**Work to be completed:** Quote every line of the material beneath this one.

**Input rows:**
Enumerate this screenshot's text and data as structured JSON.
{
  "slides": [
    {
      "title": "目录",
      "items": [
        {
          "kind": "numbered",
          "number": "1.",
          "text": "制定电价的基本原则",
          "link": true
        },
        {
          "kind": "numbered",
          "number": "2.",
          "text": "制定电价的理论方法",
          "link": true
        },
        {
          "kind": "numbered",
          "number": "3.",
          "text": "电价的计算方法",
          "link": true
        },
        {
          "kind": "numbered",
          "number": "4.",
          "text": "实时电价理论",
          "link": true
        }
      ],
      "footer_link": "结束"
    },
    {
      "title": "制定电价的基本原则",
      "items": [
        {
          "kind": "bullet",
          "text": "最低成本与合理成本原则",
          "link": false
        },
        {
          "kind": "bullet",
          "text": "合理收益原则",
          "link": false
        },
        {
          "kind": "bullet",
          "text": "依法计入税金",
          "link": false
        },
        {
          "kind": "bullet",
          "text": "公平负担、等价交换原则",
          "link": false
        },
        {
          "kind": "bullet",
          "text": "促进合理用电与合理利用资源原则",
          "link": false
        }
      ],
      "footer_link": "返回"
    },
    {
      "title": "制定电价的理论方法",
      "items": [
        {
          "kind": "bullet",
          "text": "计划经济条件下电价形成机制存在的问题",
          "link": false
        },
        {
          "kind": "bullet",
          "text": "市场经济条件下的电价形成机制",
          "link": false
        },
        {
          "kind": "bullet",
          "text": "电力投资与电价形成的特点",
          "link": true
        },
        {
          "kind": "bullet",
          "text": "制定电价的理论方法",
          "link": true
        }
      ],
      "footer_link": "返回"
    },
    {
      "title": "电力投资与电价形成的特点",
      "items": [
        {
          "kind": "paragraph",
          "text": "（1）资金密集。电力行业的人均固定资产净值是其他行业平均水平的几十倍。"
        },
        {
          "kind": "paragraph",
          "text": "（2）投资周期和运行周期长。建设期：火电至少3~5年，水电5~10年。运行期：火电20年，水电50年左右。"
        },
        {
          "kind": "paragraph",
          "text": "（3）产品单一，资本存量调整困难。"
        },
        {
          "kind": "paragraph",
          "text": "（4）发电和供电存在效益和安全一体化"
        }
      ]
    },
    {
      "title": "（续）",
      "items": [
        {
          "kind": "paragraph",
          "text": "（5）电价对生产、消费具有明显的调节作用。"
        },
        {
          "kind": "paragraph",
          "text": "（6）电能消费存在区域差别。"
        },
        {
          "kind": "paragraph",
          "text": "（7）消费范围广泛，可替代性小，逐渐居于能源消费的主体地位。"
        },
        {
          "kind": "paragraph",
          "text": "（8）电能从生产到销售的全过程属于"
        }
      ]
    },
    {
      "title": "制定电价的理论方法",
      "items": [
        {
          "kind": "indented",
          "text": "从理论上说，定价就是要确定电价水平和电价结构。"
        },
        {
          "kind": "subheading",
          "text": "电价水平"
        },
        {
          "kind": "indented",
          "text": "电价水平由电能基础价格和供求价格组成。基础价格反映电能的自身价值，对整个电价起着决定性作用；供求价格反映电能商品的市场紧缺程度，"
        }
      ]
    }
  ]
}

**Solution below:**
Enumerate this screenshot's text and data as structured JSON.
{
  "slides": [
    {
      "title": "目录",
      "items": [
        {
          "kind": "numbered",
          "number": "1.",
          "text": "制定电价的基本原则",
          "link": true
        },
        {
          "kind": "numbered",
          "number": "2.",
          "text": "制定电价的理论方法",
          "link": true
        },
        {
          "kind": "numbered",
          "number": "3.",
          "text": "电价的计算方法",
          "link": true
        },
        {
          "kind": "numbered",
          "number": "4.",
          "text": "实时电价理论",
          "link": true
        }
      ],
      "footer_link": "结束"
    },
    {
      "title": "制定电价的基本原则",
      "items": [
        {
          "kind": "bullet",
          "text": "最低成本与合理成本原则",
          "link": false
        },
        {
          "kind": "bullet",
          "text": "合理收益原则",
          "link": false
        },
        {
          "kind": "bullet",
          "text": "依法计入税金",
          "link": false
        },
        {
          "kind": "bullet",
          "text": "公平负担、等价交换原则",
          "link": false
        },
        {
          "kind": "bullet",
          "text": "促进合理用电与合理利用资源原则",
          "link": false
        }
      ],
      "footer_link": "返回"
    },
    {
      "title": "制定电价的理论方法",
      "items": [
        {
          "kind": "bullet",
          "text": "计划经济条件下电价形成机制存在的问题",
          "link": false
        },
        {
          "kind": "bullet",
          "text": "市场经济条件下的电价形成机制",
          "link": false
        },
        {
          "kind": "bullet",
          "text": "电力投资与电价形成的特点",
          "link": true
        },
        {
          "kind": "bullet",
          "text": "制定电价的理论方法",
          "link": true
        }
      ],
      "footer_link": "返回"
    },
    {
      "title": "电力投资与电价形成的特点",
      "items": [
        {
          "kind": "paragraph",
          "text": "（1）资金密集。电力行业的人均固定资产净值是其他行业平均水平的几十倍。"
        },
        {
          "kind": "paragraph",
          "text": "（2）投资周期和运行周期长。建设期：火电至少3~5年，水电5~10年。运行期：火电20年，水电50年左右。"
        },
        {
          "kind": "paragraph",
          "text": "（3）产品单一，资本存量调整困难。"
        },
        {
          "kind": "paragraph",
          "text": "（4）发电和供电存在效益和安全一体化"
        }
      ]
    },
    {
      "title": "（续）",
      "items": [
        {
          "kind": "paragraph",
          "text": "（5）电价对生产、消费具有明显的调节作用。"
        },
        {
          "kind": "paragraph",
          "text": "（6）电能消费存在区域差别。"
        },
        {
          "kind": "paragraph",
          "text": "（7）消费范围广泛，可替代性小，逐渐居于能源消费的主体地位。"
        },
        {
          "kind": "paragraph",
          "text": "（8）电能从生产到销售的全过程属于"
        }
      ]
    },
    {
      "title": "制定电价的理论方法",
      "items": [
        {
          "kind": "indented",
          "text": "从理论上说，定价就是要确定电价水平和电价结构。"
        },
        {
          "kind": "subheading",
          "text": "电价水平"
        },
        {
          "kind": "indented",
          "text": "电价水平由电能基础价格和供求价格组成。基础价格反映电能的自身价值，对整个电价起着决定性作用；供求价格反映电能商品的市场紧缺程度，"
        }
      ]
    }
  ]
}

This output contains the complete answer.